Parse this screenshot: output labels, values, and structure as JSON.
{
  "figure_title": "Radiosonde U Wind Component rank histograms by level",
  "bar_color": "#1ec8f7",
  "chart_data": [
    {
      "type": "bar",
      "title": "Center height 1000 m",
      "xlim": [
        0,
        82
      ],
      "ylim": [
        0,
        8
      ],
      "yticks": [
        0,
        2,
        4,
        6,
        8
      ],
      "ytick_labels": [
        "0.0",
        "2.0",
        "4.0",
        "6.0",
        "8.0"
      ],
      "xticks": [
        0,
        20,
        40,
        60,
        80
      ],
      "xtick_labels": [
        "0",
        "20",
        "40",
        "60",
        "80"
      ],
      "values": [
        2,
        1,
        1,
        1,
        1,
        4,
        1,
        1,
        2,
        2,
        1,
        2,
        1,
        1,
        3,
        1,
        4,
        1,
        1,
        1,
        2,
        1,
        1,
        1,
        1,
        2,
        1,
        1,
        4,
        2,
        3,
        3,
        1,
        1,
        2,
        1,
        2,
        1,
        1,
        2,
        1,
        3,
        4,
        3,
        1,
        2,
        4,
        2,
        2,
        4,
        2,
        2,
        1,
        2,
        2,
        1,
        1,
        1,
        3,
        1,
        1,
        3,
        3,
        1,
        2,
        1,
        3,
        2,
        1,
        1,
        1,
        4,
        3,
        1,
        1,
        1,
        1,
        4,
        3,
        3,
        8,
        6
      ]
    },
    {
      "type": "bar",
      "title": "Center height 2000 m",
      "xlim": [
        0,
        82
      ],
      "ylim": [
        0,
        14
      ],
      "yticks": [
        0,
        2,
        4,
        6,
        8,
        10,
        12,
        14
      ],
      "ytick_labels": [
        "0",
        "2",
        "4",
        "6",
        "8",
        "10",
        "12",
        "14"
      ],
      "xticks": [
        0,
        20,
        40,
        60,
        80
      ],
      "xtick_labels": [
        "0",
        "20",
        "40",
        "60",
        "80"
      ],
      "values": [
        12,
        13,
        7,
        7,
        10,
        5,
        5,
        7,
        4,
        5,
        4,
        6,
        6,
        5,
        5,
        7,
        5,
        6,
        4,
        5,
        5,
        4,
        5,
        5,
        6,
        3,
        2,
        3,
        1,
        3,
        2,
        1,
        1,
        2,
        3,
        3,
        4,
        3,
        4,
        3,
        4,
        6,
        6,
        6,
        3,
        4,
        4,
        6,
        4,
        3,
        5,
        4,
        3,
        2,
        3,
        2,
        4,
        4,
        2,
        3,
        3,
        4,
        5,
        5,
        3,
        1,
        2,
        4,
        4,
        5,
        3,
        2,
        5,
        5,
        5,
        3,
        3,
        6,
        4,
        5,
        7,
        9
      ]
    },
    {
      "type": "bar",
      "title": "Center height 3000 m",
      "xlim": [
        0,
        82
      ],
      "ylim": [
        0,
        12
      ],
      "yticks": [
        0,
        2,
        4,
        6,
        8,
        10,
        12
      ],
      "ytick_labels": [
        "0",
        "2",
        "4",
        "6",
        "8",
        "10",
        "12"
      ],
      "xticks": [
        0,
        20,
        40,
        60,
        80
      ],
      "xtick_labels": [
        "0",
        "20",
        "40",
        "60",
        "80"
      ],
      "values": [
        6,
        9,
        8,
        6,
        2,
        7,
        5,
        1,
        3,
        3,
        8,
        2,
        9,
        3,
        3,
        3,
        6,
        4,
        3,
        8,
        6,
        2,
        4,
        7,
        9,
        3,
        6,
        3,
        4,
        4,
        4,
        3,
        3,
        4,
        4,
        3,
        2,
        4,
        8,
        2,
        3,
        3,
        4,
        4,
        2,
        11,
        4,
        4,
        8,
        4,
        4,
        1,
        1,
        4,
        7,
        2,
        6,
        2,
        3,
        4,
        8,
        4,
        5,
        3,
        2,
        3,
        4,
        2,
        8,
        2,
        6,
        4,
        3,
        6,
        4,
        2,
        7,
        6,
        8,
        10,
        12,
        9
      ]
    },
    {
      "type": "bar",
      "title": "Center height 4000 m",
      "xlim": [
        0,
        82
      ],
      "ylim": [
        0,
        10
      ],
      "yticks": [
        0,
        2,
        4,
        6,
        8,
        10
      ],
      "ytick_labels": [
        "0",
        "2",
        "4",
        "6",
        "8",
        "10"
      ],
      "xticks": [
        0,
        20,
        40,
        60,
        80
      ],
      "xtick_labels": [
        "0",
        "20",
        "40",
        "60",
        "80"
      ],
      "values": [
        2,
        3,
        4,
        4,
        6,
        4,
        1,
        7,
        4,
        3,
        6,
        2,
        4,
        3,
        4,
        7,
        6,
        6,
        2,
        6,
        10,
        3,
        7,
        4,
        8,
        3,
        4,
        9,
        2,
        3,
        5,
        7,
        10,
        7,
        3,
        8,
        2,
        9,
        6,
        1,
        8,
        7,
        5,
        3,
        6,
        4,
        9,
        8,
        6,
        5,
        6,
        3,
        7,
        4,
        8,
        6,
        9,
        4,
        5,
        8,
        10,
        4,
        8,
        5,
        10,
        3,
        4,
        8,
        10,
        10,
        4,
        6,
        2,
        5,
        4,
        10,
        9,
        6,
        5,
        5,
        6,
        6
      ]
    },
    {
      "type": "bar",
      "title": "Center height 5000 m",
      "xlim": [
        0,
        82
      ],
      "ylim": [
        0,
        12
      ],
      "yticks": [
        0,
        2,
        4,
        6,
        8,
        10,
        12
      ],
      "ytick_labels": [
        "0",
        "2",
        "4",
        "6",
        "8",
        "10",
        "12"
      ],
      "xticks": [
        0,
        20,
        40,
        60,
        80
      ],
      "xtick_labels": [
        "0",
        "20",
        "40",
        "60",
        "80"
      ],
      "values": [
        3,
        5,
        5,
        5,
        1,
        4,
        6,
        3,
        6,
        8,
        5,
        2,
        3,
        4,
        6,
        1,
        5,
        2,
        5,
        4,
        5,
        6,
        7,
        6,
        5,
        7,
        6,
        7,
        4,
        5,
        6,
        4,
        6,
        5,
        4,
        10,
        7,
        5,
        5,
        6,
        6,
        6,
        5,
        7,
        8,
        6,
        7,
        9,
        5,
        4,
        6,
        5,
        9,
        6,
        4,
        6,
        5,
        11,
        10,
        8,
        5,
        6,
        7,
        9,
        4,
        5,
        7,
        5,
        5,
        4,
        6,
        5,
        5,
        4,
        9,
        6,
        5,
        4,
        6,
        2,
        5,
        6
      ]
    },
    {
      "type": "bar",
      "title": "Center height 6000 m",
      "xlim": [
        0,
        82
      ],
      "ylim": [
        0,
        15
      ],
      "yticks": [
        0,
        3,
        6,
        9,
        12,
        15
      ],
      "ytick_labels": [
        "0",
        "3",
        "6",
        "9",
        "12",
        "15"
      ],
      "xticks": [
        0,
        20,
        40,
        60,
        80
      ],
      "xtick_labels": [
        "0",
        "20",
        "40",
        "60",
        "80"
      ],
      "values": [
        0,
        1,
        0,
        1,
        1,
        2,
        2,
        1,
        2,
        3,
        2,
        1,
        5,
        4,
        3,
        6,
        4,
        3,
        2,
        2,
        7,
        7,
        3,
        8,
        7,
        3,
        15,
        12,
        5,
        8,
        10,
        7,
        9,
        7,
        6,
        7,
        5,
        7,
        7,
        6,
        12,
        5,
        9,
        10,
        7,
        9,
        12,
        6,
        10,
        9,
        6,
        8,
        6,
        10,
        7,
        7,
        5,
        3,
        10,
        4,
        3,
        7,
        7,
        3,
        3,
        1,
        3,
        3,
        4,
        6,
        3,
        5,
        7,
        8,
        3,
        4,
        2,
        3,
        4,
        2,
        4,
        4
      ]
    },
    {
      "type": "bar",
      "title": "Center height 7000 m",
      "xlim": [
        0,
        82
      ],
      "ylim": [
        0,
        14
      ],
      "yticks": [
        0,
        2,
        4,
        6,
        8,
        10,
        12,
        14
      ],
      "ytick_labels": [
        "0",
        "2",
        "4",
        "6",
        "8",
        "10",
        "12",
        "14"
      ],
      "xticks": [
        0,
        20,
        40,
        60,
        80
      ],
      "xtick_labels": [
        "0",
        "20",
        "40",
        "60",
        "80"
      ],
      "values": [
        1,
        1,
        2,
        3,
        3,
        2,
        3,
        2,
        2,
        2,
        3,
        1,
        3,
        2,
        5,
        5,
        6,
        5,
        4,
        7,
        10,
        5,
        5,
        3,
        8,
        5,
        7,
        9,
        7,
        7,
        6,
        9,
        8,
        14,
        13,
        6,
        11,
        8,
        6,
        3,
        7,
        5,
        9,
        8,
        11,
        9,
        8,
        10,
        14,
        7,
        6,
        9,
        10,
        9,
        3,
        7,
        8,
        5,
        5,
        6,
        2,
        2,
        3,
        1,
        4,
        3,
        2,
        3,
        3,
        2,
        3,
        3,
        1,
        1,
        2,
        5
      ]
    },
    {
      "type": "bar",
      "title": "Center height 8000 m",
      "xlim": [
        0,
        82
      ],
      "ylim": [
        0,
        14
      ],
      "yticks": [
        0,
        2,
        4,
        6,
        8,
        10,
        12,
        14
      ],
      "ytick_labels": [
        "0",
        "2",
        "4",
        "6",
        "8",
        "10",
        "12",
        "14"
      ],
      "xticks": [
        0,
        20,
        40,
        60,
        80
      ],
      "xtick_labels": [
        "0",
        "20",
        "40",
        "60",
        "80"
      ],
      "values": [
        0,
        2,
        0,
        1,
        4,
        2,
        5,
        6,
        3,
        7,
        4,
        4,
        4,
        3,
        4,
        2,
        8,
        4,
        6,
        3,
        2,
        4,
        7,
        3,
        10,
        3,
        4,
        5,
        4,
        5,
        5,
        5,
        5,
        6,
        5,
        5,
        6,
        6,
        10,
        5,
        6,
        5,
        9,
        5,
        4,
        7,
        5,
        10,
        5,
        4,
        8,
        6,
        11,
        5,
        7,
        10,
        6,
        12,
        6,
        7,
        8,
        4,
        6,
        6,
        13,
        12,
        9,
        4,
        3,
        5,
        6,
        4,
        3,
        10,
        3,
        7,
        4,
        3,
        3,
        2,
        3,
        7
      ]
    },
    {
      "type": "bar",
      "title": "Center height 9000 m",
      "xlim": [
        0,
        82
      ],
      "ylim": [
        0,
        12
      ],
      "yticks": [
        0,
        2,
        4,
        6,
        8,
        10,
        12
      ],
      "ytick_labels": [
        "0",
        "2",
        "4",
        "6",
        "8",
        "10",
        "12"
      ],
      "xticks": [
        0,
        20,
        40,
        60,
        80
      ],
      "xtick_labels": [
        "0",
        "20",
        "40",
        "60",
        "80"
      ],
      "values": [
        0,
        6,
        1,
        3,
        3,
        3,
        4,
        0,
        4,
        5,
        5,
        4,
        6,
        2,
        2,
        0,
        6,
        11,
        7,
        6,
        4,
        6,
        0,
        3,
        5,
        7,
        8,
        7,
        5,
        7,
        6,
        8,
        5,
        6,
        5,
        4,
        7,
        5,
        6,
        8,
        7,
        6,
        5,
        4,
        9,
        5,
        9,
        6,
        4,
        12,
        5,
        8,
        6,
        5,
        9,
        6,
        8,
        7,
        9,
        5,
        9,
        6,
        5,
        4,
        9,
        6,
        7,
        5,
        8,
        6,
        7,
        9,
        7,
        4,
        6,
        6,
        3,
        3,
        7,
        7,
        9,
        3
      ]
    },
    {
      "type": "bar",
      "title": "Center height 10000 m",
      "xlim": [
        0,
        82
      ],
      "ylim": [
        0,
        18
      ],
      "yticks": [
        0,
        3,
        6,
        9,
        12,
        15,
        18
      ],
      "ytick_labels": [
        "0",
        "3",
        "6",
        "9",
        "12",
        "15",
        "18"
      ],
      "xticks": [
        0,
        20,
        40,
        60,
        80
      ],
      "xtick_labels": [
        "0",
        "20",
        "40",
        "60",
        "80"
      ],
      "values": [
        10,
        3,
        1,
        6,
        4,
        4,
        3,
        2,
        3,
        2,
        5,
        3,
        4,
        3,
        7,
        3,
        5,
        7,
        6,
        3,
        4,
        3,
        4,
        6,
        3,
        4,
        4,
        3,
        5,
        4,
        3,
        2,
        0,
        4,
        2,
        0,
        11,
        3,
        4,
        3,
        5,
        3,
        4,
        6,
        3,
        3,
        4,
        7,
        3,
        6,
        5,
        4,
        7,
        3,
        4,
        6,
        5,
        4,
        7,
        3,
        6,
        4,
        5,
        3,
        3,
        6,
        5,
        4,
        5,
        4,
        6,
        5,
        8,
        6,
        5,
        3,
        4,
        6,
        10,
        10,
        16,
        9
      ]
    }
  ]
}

___

REQUIREMENTS> Give the number of lines in the data that contain "height", with no other words.

SOLUTION FOR THIS TASK> 10